Transcribe each entry below exactly. Pictures do not go in the copy.

Dataset items
============
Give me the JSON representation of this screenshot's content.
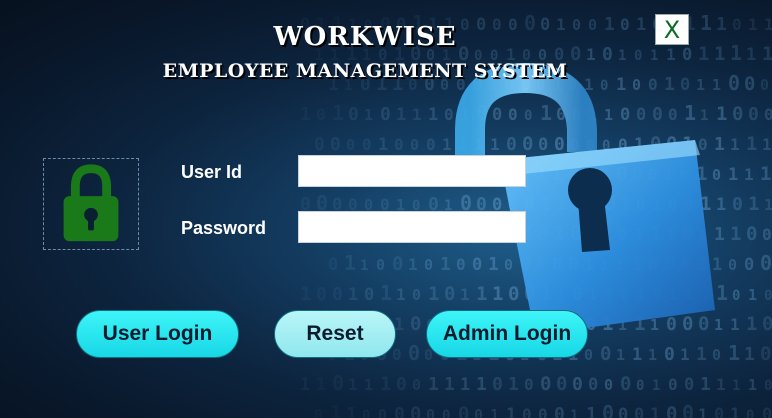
{
  "header": {
    "title": "WORKWISE",
    "subtitle": "EMPLOYEE MANAGEMENT SYSTEM"
  },
  "close_button": {
    "label": "X",
    "icon": "excel-close-icon",
    "color": "#0a6b25"
  },
  "form": {
    "user_id_label": "User Id",
    "user_id_value": "",
    "password_label": "Password",
    "password_value": ""
  },
  "buttons": {
    "user_login": "User Login",
    "reset": "Reset",
    "admin_login": "Admin Login"
  },
  "colors": {
    "background": "#0d2540",
    "button_accent": "#29e6f0",
    "lock_icon": "#1a7a1a"
  },
  "icons": {
    "login_lock": "padlock-icon",
    "background_lock": "open-padlock-icon"
  }
}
============
EXPECTED ANSWER:
Give me the JSON representation of this screenshot's content.
{
  "header": {
    "title": "WORKWISE",
    "subtitle": "EMPLOYEE MANAGEMENT SYSTEM"
  },
  "close_button": {
    "label": "X",
    "icon": "excel-close-icon",
    "color": "#0a6b25"
  },
  "form": {
    "user_id_label": "User Id",
    "user_id_value": "",
    "password_label": "Password",
    "password_value": ""
  },
  "buttons": {
    "user_login": "User Login",
    "reset": "Reset",
    "admin_login": "Admin Login"
  },
  "colors": {
    "background": "#0d2540",
    "button_accent": "#29e6f0",
    "lock_icon": "#1a7a1a"
  },
  "icons": {
    "login_lock": "padlock-icon",
    "background_lock": "open-padlock-icon"
  }
}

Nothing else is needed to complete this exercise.